§ Exercise directions
List every line below that contains the word "angle". Case counts.

§ Provided information
= = = = = = =

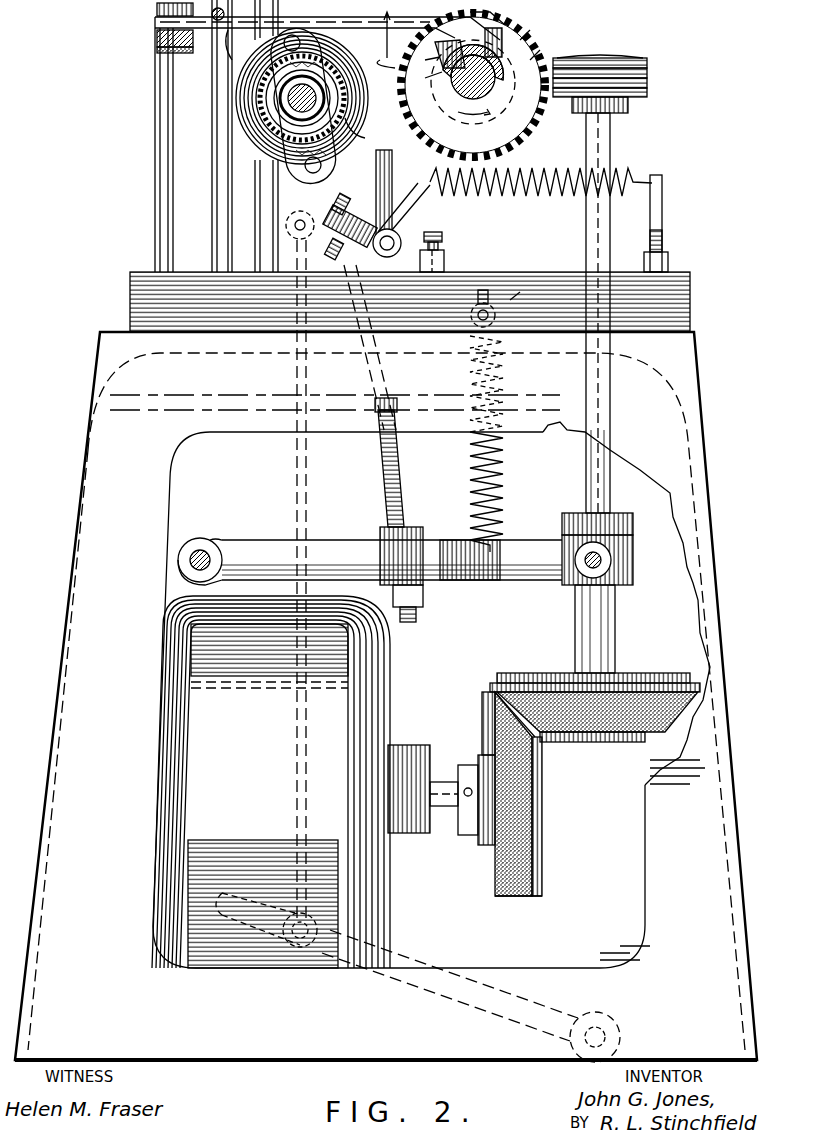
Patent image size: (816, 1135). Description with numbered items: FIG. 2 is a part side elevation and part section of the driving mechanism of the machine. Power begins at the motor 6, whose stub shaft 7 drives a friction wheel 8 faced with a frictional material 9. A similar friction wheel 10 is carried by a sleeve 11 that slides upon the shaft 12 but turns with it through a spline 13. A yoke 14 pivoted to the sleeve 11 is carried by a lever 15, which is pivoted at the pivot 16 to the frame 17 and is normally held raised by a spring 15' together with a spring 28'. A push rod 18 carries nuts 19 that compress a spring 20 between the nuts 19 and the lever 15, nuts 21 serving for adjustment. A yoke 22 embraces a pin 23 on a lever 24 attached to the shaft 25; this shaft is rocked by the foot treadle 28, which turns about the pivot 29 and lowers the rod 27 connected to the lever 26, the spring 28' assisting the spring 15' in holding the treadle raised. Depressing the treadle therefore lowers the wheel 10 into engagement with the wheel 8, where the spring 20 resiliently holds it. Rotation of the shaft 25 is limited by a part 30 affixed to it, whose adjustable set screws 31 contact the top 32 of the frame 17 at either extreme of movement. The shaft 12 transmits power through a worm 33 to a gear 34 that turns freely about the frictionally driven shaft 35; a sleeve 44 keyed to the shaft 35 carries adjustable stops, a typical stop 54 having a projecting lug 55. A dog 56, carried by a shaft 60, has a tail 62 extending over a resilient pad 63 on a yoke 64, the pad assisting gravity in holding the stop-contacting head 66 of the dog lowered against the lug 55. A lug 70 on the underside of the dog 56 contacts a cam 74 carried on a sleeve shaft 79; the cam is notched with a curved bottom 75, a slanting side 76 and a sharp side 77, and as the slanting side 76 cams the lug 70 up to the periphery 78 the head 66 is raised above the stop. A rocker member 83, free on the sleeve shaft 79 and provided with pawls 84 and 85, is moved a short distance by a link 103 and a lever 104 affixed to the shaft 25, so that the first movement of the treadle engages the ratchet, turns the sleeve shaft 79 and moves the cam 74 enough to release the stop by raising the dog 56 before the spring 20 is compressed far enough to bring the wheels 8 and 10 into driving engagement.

The motor 6 is at (388, 660).
The stub shaft 7 is at (446, 780).
The friction wheel 8 is at (485, 728).
The frictional material 9 is at (590, 728).
The friction wheel 10 is at (552, 680).
The sleeve 11 is at (585, 615).
The shaft 12 is at (610, 485).
The spline 13 is at (610, 507).
The yoke 14 is at (633, 560).
The lever 15 is at (392, 544).
The spring 15' is at (506, 444).
The pivot 16 is at (207, 553).
The frame 17 is at (690, 328).
The push rod 18 is at (380, 462).
The nuts 19 is at (400, 430).
The spring 20 is at (405, 480).
The nuts 21 is at (423, 596).
The yoke 22 is at (357, 295).
The pin 23 is at (378, 300).
The lever 24 is at (470, 305).
The shaft 25 is at (444, 265).
The lever 26 is at (286, 232).
The rod 27 is at (298, 755).
The foot treadle 28 is at (450, 985).
The spring 28' is at (549, 213).
The pivot 29 is at (595, 1058).
The part 30 is at (350, 220).
The set screws 31 is at (335, 210).
The top of frame 32 is at (526, 284).
The worm 33 is at (647, 80).
The gear 34 is at (548, 48).
The shaft 35 is at (498, 100).
The sleeve 44 is at (495, 78).
The stop 54 is at (503, 54).
The projecting lug 55 is at (532, 32).
The dog 56 is at (290, 18).
The shaft 60 is at (213, 35).
The tail 62 is at (155, 24).
The resilient pad 63 is at (157, 40).
The yoke 64 is at (165, 51).
The stop contacting head 66 is at (480, 18).
The lug 70 is at (383, 57).
The cam 74 is at (262, 112).
The curved bottom 75 is at (437, 50).
The slanting side 76 is at (385, 30).
The sharp side 77 is at (367, 126).
The periphery 78 is at (395, 147).
The sleeve shaft 79 is at (288, 110).
The rocker member 83 is at (286, 160).
The pawl 84 is at (420, 62).
The pawl 85 is at (421, 78).
The link 103 is at (420, 118).
The lever 104 is at (420, 208).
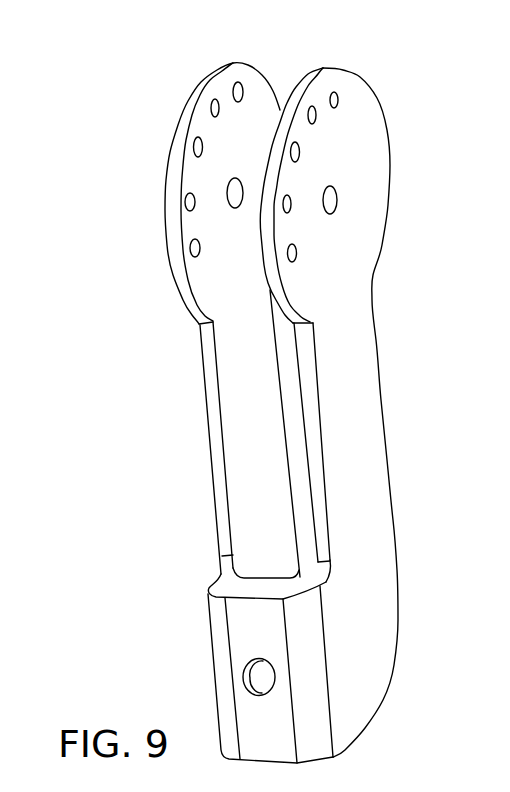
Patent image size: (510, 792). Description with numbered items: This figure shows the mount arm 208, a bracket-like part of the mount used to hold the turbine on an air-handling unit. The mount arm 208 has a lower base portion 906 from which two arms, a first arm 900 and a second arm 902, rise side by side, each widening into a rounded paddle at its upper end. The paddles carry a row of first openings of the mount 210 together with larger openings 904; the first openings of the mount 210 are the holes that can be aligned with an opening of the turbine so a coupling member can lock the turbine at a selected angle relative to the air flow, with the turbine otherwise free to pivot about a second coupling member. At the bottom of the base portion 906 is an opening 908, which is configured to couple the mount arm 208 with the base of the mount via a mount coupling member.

= = = = = = =

§ Solution to this exercise
Patent image size: (510, 792). Description with numbered items: This figure shows the mount arm 208, a bracket-like part of the mount used to hold the turbine on an air-handling unit. The mount arm 208 has a lower base portion 906 from which two arms, a first arm 900 and a second arm 902, rise side by side, each widening into a rounded paddle at its upper end. The paddles carry a row of first openings of the mount 210 together with larger openings 904; the first openings of the mount 210 are the holes that can be aligned with an opening of the turbine so a coupling member can lock the turbine at a selected angle relative to the air flow, with the turbine otherwise free to pivot about a second coupling member. At the bottom of the base portion 906 is an opening 908, which is configured to couple the mount arm 208 with the base of the mount via a mount coupling member.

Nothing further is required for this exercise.